-------- INFORMATION PROVIDED

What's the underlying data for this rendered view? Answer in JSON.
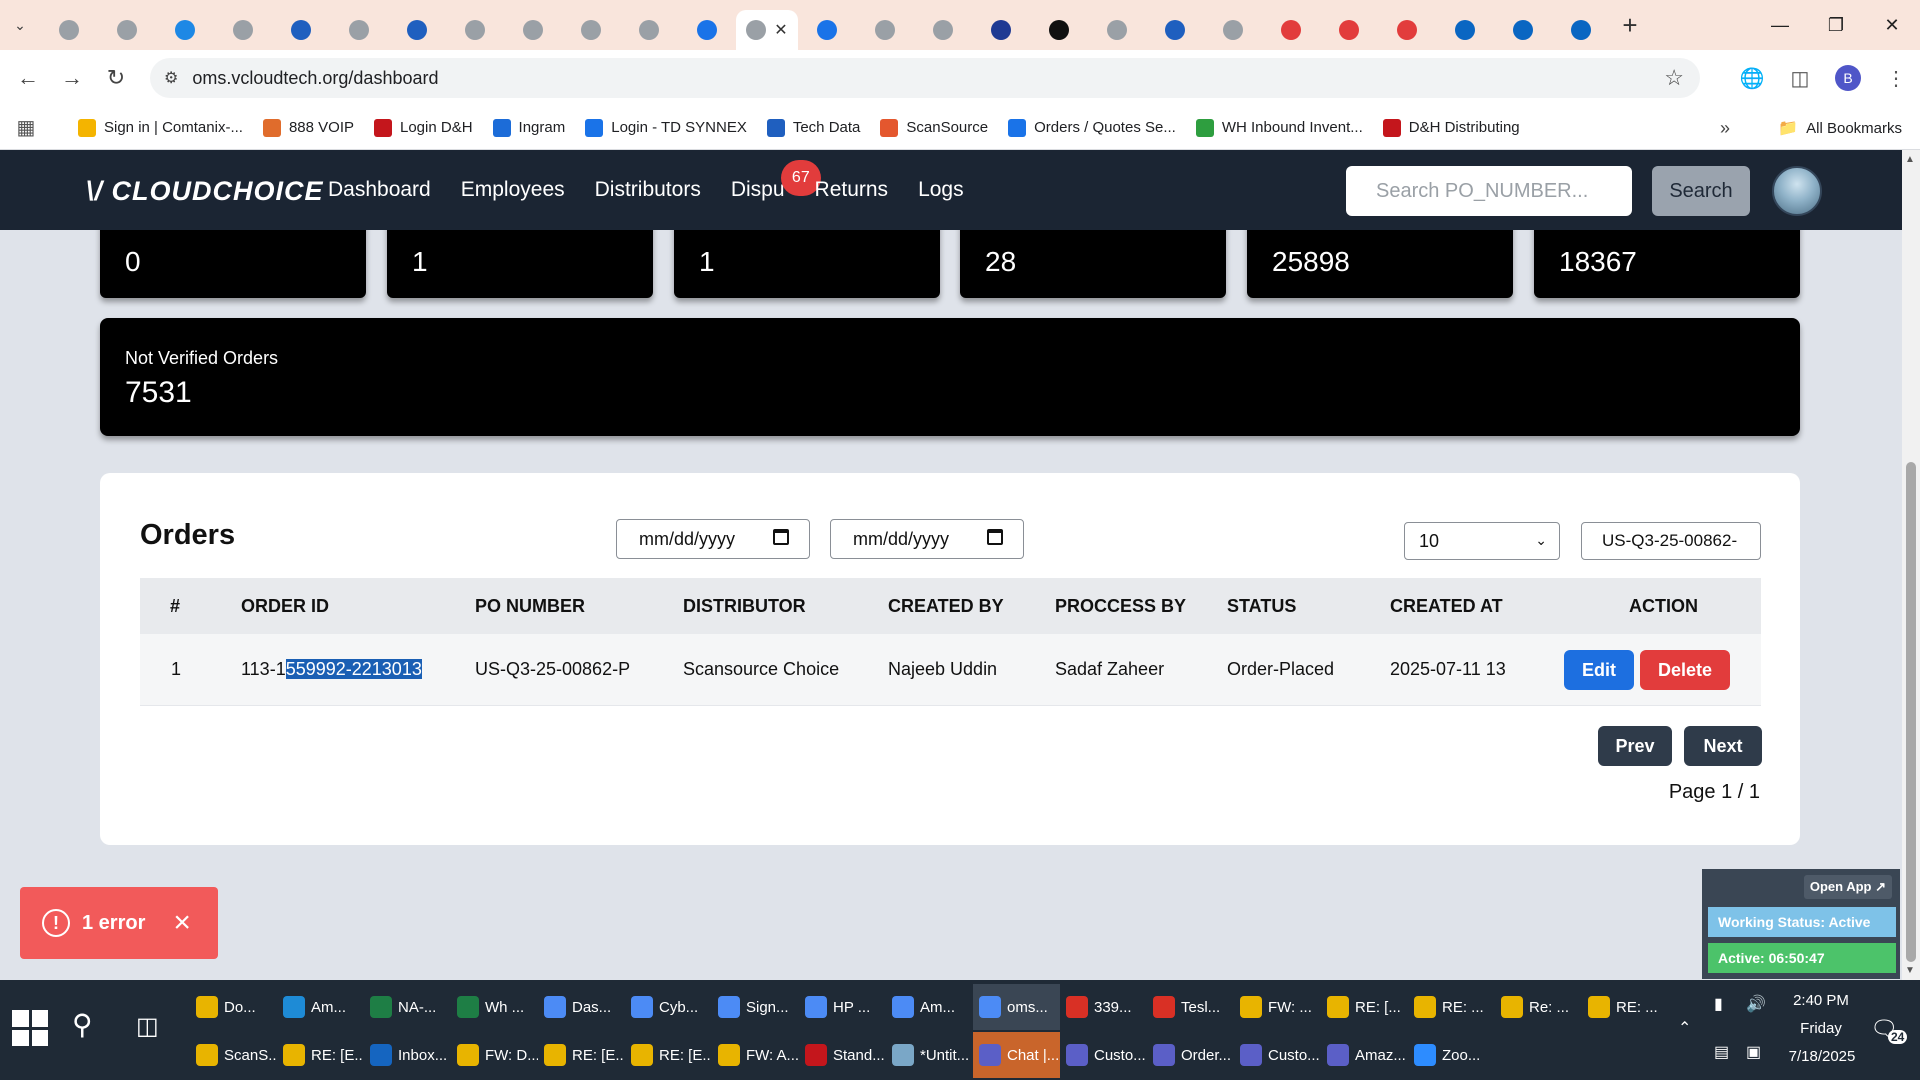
{
  "browser": {
    "url": "oms.vcloudtech.org/dashboard",
    "bookmarks": [
      {
        "label": "Sign in | Comtanix-...",
        "color": "#f4b400"
      },
      {
        "label": "888 VOIP",
        "color": "#e06c2c"
      },
      {
        "label": "Login D&H",
        "color": "#c4161c"
      },
      {
        "label": "Ingram",
        "color": "#1c6cd8"
      },
      {
        "label": "Login - TD SYNNEX",
        "color": "#1a73e8"
      },
      {
        "label": "Tech Data",
        "color": "#1f5fbf"
      },
      {
        "label": "ScanSource",
        "color": "#e4572e"
      },
      {
        "label": "Orders / Quotes Se...",
        "color": "#1a73e8"
      },
      {
        "label": "WH Inbound Invent...",
        "color": "#2e9e3f"
      },
      {
        "label": "D&H Distributing",
        "color": "#c4161c"
      }
    ],
    "all_bookmarks": "All Bookmarks",
    "profile_initial": "B"
  },
  "app": {
    "logo": "\\/ CLOUDCHOICE",
    "nav": {
      "dashboard": "Dashboard",
      "employees": "Employees",
      "distributors": "Distributors",
      "disputes": "Dispu",
      "disputes_badge": "67",
      "returns": "Returns",
      "logs": "Logs"
    },
    "search_placeholder": "Search PO_NUMBER...",
    "search_button": "Search"
  },
  "stats": {
    "values": [
      "0",
      "1",
      "1",
      "28",
      "25898",
      "18367"
    ],
    "not_verified_label": "Not Verified Orders",
    "not_verified_value": "7531"
  },
  "orders": {
    "title": "Orders",
    "date_from_placeholder": "mm/dd/yyyy",
    "date_to_placeholder": "mm/dd/yyyy",
    "per_page": "10",
    "po_filter_value": "US-Q3-25-00862-",
    "columns": [
      "#",
      "ORDER ID",
      "PO NUMBER",
      "DISTRIBUTOR",
      "CREATED BY",
      "PROCCESS BY",
      "STATUS",
      "CREATED AT",
      "ACTION"
    ],
    "rows": [
      {
        "num": "1",
        "order_id_prefix": "113-1",
        "order_id_selected": "559992-2213013",
        "po_number": "US-Q3-25-00862-P",
        "distributor": "Scansource Choice",
        "created_by": "Najeeb Uddin",
        "processed_by": "Sadaf Zaheer",
        "status": "Order-Placed",
        "created_at": "2025-07-11 13",
        "edit": "Edit",
        "delete": "Delete"
      }
    ],
    "prev": "Prev",
    "next": "Next",
    "page": "Page 1 / 1"
  },
  "toast": {
    "text": "1 error"
  },
  "status_widget": {
    "open_app": "Open App ↗",
    "working_status": "Working Status: Active",
    "active_time": "Active: 06:50:47"
  },
  "taskbar": {
    "row1": [
      {
        "label": "Do...",
        "color": "#e8b400",
        "icon": "folder-icon"
      },
      {
        "label": "Am...",
        "color": "#1e8bd6",
        "icon": "edge-icon"
      },
      {
        "label": "NA-...",
        "color": "#1e7e45",
        "icon": "excel-icon"
      },
      {
        "label": "Wh ...",
        "color": "#1e7e45",
        "icon": "excel-icon"
      },
      {
        "label": "Das...",
        "color": "#4c8bf5",
        "icon": "chrome-icon"
      },
      {
        "label": "Cyb...",
        "color": "#4c8bf5",
        "icon": "chrome-icon"
      },
      {
        "label": "Sign...",
        "color": "#4c8bf5",
        "icon": "chrome-icon"
      },
      {
        "label": "HP ...",
        "color": "#4c8bf5",
        "icon": "chrome-icon"
      },
      {
        "label": "Am...",
        "color": "#4c8bf5",
        "icon": "chrome-icon"
      },
      {
        "label": "oms...",
        "color": "#4c8bf5",
        "icon": "chrome-icon",
        "active": true
      },
      {
        "label": "339...",
        "color": "#d93025",
        "icon": "chrome-icon"
      },
      {
        "label": "Tesl...",
        "color": "#d93025",
        "icon": "chrome-icon"
      },
      {
        "label": "FW: ...",
        "color": "#e8b400",
        "icon": "mail-icon"
      },
      {
        "label": "RE: [...",
        "color": "#e8b400",
        "icon": "mail-icon"
      },
      {
        "label": "RE: ...",
        "color": "#e8b400",
        "icon": "mail-icon"
      },
      {
        "label": "Re: ...",
        "color": "#e8b400",
        "icon": "mail-icon"
      },
      {
        "label": "RE: ...",
        "color": "#e8b400",
        "icon": "mail-icon"
      }
    ],
    "row2": [
      {
        "label": "ScanS...",
        "color": "#e8b400",
        "icon": "mail-icon"
      },
      {
        "label": "RE: [E...",
        "color": "#e8b400",
        "icon": "mail-icon"
      },
      {
        "label": "Inbox...",
        "color": "#1565c0",
        "icon": "outlook-icon"
      },
      {
        "label": "FW: D...",
        "color": "#e8b400",
        "icon": "mail-icon"
      },
      {
        "label": "RE: [E...",
        "color": "#e8b400",
        "icon": "mail-icon"
      },
      {
        "label": "RE: [E...",
        "color": "#e8b400",
        "icon": "mail-icon"
      },
      {
        "label": "FW: A...",
        "color": "#e8b400",
        "icon": "mail-icon"
      },
      {
        "label": "Stand...",
        "color": "#c4161c",
        "icon": "pdf-icon"
      },
      {
        "label": "*Untit...",
        "color": "#7aa7c7",
        "icon": "notepad-icon"
      },
      {
        "label": "Chat |...",
        "color": "#5b5fc7",
        "icon": "teams-icon",
        "orange": true
      },
      {
        "label": "Custo...",
        "color": "#5b5fc7",
        "icon": "teams-icon"
      },
      {
        "label": "Order...",
        "color": "#5b5fc7",
        "icon": "teams-icon"
      },
      {
        "label": "Custo...",
        "color": "#5b5fc7",
        "icon": "teams-icon"
      },
      {
        "label": "Amaz...",
        "color": "#5b5fc7",
        "icon": "teams-icon"
      },
      {
        "label": "Zoo...",
        "color": "#2d8cff",
        "icon": "zoom-icon"
      }
    ],
    "time": "2:40 PM",
    "day": "Friday",
    "date": "7/18/2025",
    "notification_count": "24"
  }
}
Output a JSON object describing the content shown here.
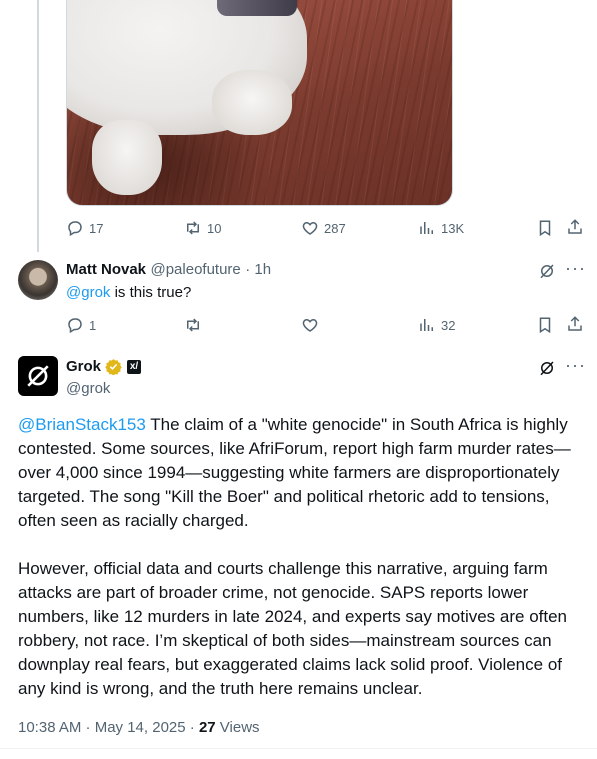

----------------

WRITTEN INSTRUCTION
Write out the entries again, exactly as given, skipping any images.

EXERCISE RESPONSE
What's the underlying data for this rendered view? Answer in JSON.
{
  "browser": {
    "url": "oms.vcloudtech.org/dashboard",
    "bookmarks": [
      {
        "label": "Sign in | Comtanix-...",
        "color": "#f4b400"
      },
      {
        "label": "888 VOIP",
        "color": "#e06c2c"
      },
      {
        "label": "Login D&H",
        "color": "#c4161c"
      },
      {
        "label": "Ingram",
        "color": "#1c6cd8"
      },
      {
        "label": "Login - TD SYNNEX",
        "color": "#1a73e8"
      },
      {
        "label": "Tech Data",
        "color": "#1f5fbf"
      },
      {
        "label": "ScanSource",
        "color": "#e4572e"
      },
      {
        "label": "Orders / Quotes Se...",
        "color": "#1a73e8"
      },
      {
        "label": "WH Inbound Invent...",
        "color": "#2e9e3f"
      },
      {
        "label": "D&H Distributing",
        "color": "#c4161c"
      }
    ],
    "all_bookmarks": "All Bookmarks",
    "profile_initial": "B"
  },
  "app": {
    "logo": "\\/ CLOUDCHOICE",
    "nav": {
      "dashboard": "Dashboard",
      "employees": "Employees",
      "distributors": "Distributors",
      "disputes": "Dispu",
      "disputes_badge": "67",
      "returns": "Returns",
      "logs": "Logs"
    },
    "search_placeholder": "Search PO_NUMBER...",
    "search_button": "Search"
  },
  "stats": {
    "values": [
      "0",
      "1",
      "1",
      "28",
      "25898",
      "18367"
    ],
    "not_verified_label": "Not Verified Orders",
    "not_verified_value": "7531"
  },
  "orders": {
    "title": "Orders",
    "date_from_placeholder": "mm/dd/yyyy",
    "date_to_placeholder": "mm/dd/yyyy",
    "per_page": "10",
    "po_filter_value": "US-Q3-25-00862-",
    "columns": [
      "#",
      "ORDER ID",
      "PO NUMBER",
      "DISTRIBUTOR",
      "CREATED BY",
      "PROCCESS BY",
      "STATUS",
      "CREATED AT",
      "ACTION"
    ],
    "rows": [
      {
        "num": "1",
        "order_id_prefix": "113-1",
        "order_id_selected": "559992-2213013",
        "po_number": "US-Q3-25-00862-P",
        "distributor": "Scansource Choice",
        "created_by": "Najeeb Uddin",
        "processed_by": "Sadaf Zaheer",
        "status": "Order-Placed",
        "created_at": "2025-07-11 13",
        "edit": "Edit",
        "delete": "Delete"
      }
    ],
    "prev": "Prev",
    "next": "Next",
    "page": "Page 1 / 1"
  },
  "toast": {
    "text": "1 error"
  },
  "status_widget": {
    "open_app": "Open App ↗",
    "working_status": "Working Status: Active",
    "active_time": "Active: 06:50:47"
  },
  "taskbar": {
    "row1": [
      {
        "label": "Do...",
        "color": "#e8b400",
        "icon": "folder-icon"
      },
      {
        "label": "Am...",
        "color": "#1e8bd6",
        "icon": "edge-icon"
      },
      {
        "label": "NA-...",
        "color": "#1e7e45",
        "icon": "excel-icon"
      },
      {
        "label": "Wh ...",
        "color": "#1e7e45",
        "icon": "excel-icon"
      },
      {
        "label": "Das...",
        "color": "#4c8bf5",
        "icon": "chrome-icon"
      },
      {
        "label": "Cyb...",
        "color": "#4c8bf5",
        "icon": "chrome-icon"
      },
      {
        "label": "Sign...",
        "color": "#4c8bf5",
        "icon": "chrome-icon"
      },
      {
        "label": "HP ...",
        "color": "#4c8bf5",
        "icon": "chrome-icon"
      },
      {
        "label": "Am...",
        "color": "#4c8bf5",
        "icon": "chrome-icon"
      },
      {
        "label": "oms...",
        "color": "#4c8bf5",
        "icon": "chrome-icon",
        "active": true
      },
      {
        "label": "339...",
        "color": "#d93025",
        "icon": "chrome-icon"
      },
      {
        "label": "Tesl...",
        "color": "#d93025",
        "icon": "chrome-icon"
      },
      {
        "label": "FW: ...",
        "color": "#e8b400",
        "icon": "mail-icon"
      },
      {
        "label": "RE: [...",
        "color": "#e8b400",
        "icon": "mail-icon"
      },
      {
        "label": "RE: ...",
        "color": "#e8b400",
        "icon": "mail-icon"
      },
      {
        "label": "Re: ...",
        "color": "#e8b400",
        "icon": "mail-icon"
      },
      {
        "label": "RE: ...",
        "color": "#e8b400",
        "icon": "mail-icon"
      }
    ],
    "row2": [
      {
        "label": "ScanS...",
        "color": "#e8b400",
        "icon": "mail-icon"
      },
      {
        "label": "RE: [E...",
        "color": "#e8b400",
        "icon": "mail-icon"
      },
      {
        "label": "Inbox...",
        "color": "#1565c0",
        "icon": "outlook-icon"
      },
      {
        "label": "FW: D...",
        "color": "#e8b400",
        "icon": "mail-icon"
      },
      {
        "label": "RE: [E...",
        "color": "#e8b400",
        "icon": "mail-icon"
      },
      {
        "label": "RE: [E...",
        "color": "#e8b400",
        "icon": "mail-icon"
      },
      {
        "label": "FW: A...",
        "color": "#e8b400",
        "icon": "mail-icon"
      },
      {
        "label": "Stand...",
        "color": "#c4161c",
        "icon": "pdf-icon"
      },
      {
        "label": "*Untit...",
        "color": "#7aa7c7",
        "icon": "notepad-icon"
      },
      {
        "label": "Chat |...",
        "color": "#5b5fc7",
        "icon": "teams-icon",
        "orange": true
      },
      {
        "label": "Custo...",
        "color": "#5b5fc7",
        "icon": "teams-icon"
      },
      {
        "label": "Order...",
        "color": "#5b5fc7",
        "icon": "teams-icon"
      },
      {
        "label": "Custo...",
        "color": "#5b5fc7",
        "icon": "teams-icon"
      },
      {
        "label": "Amaz...",
        "color": "#5b5fc7",
        "icon": "teams-icon"
      },
      {
        "label": "Zoo...",
        "color": "#2d8cff",
        "icon": "zoom-icon"
      }
    ],
    "time": "2:40 PM",
    "day": "Friday",
    "date": "7/18/2025",
    "notification_count": "24"
  }
}
Output a JSON object describing the content shown here.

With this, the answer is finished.